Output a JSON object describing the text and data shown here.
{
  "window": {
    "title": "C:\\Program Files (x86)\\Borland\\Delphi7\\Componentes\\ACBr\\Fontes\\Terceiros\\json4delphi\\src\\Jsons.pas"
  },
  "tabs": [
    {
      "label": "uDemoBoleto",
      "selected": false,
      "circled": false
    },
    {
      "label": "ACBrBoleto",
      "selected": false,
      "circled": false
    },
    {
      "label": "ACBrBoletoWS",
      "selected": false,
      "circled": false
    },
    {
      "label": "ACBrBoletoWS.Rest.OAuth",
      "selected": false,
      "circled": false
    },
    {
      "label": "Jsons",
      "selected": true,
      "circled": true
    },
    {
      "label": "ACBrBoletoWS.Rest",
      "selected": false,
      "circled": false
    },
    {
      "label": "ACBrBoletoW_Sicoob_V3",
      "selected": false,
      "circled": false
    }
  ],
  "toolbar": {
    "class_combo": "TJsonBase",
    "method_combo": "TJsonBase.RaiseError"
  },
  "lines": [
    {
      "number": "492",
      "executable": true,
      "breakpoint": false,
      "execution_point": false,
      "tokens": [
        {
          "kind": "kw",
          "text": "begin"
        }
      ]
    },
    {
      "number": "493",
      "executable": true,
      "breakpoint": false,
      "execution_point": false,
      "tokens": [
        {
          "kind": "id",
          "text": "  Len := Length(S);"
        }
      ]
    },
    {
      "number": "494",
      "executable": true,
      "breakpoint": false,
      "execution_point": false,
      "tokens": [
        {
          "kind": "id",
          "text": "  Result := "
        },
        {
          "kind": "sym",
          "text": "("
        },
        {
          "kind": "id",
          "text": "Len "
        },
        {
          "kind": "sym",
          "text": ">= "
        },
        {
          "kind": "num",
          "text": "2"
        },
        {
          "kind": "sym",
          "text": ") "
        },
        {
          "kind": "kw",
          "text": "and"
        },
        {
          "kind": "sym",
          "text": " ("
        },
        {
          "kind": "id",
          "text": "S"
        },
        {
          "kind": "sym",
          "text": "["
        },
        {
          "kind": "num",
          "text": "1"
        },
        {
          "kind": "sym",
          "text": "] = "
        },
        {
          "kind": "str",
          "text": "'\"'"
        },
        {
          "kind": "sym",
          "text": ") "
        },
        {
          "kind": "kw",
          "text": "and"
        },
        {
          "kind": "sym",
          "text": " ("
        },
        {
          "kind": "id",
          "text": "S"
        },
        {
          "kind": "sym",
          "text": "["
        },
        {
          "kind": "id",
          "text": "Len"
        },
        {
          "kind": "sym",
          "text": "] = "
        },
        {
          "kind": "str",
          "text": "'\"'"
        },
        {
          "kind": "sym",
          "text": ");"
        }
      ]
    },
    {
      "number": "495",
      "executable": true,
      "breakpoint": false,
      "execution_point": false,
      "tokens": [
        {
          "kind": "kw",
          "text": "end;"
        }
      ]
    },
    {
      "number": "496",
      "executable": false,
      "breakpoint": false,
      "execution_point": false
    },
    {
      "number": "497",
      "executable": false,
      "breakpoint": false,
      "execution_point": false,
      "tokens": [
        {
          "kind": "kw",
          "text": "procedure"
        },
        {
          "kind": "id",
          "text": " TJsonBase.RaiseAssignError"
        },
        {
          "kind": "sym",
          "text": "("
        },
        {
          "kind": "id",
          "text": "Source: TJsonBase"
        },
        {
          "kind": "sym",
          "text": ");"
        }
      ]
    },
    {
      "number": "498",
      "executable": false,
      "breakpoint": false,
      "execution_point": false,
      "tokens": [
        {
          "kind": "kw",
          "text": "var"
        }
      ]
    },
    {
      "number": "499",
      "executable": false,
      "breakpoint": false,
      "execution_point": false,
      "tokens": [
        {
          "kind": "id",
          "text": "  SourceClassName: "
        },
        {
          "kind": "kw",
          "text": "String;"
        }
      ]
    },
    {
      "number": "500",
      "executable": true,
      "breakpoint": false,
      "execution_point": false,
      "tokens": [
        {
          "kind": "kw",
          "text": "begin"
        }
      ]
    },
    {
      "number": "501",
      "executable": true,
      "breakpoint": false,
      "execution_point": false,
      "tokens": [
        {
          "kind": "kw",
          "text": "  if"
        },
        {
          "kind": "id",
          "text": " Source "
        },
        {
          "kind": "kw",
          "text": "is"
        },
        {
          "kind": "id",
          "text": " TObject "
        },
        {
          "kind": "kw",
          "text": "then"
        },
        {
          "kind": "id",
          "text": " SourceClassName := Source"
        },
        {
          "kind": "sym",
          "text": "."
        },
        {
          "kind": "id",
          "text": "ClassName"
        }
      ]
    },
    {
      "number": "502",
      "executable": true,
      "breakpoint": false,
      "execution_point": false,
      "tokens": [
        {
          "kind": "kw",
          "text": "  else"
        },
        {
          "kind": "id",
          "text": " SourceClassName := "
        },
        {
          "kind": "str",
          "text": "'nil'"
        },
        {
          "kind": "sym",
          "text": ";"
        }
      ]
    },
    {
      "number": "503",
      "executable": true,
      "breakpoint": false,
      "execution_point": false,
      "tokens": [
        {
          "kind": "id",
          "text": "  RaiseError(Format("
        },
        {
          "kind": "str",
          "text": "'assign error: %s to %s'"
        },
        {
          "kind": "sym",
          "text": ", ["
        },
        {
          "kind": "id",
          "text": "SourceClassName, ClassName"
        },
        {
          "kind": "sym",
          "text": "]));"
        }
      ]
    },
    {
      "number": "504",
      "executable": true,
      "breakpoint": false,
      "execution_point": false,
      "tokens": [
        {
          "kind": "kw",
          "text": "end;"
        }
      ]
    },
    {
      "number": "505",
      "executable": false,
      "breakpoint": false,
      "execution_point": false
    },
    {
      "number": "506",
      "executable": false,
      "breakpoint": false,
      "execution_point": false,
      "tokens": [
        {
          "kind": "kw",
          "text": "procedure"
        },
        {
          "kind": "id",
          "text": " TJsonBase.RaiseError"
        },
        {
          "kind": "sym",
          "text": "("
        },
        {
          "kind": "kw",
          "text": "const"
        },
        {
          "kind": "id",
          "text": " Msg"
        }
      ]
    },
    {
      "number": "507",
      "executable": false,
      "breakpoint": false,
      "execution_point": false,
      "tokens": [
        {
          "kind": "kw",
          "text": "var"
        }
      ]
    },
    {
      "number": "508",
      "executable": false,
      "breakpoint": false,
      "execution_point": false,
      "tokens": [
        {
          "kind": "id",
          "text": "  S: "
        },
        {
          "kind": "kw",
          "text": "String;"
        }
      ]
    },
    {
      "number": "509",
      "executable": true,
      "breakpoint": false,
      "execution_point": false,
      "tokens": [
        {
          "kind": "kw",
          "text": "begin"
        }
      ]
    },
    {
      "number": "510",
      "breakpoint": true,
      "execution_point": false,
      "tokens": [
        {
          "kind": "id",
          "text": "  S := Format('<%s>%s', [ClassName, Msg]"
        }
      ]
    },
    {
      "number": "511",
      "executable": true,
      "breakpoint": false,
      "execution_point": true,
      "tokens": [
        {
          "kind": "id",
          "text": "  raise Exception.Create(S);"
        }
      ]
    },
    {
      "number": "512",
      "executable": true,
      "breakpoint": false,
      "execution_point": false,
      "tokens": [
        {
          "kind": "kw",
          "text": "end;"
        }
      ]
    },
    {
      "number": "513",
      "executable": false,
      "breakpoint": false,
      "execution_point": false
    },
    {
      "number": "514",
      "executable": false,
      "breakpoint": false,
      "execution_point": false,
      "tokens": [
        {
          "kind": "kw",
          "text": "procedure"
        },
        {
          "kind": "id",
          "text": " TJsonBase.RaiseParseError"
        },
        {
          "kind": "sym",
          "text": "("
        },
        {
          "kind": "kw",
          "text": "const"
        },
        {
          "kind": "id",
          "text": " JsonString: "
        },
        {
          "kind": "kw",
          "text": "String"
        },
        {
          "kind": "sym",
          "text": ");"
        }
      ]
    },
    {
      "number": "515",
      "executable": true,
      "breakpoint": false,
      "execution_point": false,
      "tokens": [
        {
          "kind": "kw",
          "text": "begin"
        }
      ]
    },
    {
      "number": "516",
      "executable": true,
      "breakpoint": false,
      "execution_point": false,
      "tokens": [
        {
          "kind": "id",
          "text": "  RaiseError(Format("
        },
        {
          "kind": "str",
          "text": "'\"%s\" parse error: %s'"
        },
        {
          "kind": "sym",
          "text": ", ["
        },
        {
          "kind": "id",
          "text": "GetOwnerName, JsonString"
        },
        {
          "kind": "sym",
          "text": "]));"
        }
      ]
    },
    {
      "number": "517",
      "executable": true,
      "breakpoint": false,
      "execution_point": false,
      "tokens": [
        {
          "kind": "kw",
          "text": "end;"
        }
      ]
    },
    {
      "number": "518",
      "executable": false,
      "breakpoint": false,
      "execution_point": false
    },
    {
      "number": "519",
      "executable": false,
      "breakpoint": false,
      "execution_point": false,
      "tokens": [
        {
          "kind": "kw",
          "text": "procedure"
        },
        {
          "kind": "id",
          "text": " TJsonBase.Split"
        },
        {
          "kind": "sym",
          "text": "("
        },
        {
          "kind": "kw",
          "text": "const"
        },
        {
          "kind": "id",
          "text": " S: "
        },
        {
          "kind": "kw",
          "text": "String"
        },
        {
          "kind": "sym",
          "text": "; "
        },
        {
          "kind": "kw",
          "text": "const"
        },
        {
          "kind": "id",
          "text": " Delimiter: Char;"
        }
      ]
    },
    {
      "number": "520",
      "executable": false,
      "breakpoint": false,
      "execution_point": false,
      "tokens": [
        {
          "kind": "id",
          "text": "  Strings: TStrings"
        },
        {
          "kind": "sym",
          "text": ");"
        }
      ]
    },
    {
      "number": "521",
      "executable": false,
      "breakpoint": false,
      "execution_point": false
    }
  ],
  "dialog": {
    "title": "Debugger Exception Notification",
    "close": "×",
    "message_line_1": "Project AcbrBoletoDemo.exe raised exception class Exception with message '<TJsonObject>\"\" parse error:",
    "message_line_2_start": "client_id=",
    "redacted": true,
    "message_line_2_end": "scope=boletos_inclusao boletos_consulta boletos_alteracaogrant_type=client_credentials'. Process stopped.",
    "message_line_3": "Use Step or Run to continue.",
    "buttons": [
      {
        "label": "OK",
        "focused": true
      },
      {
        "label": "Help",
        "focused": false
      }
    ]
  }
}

TASK TO COMPLETE:
Collect every line above that contains the word "Exception".

TASK SOLUTION:
          "text": "  raise Exception.Create(S);"
    "title": "Debugger Exception Notification",
    "message_line_1": "Project AcbrBoletoDemo.exe raised exception class Exception with message '<TJsonObject>\"\" parse error:",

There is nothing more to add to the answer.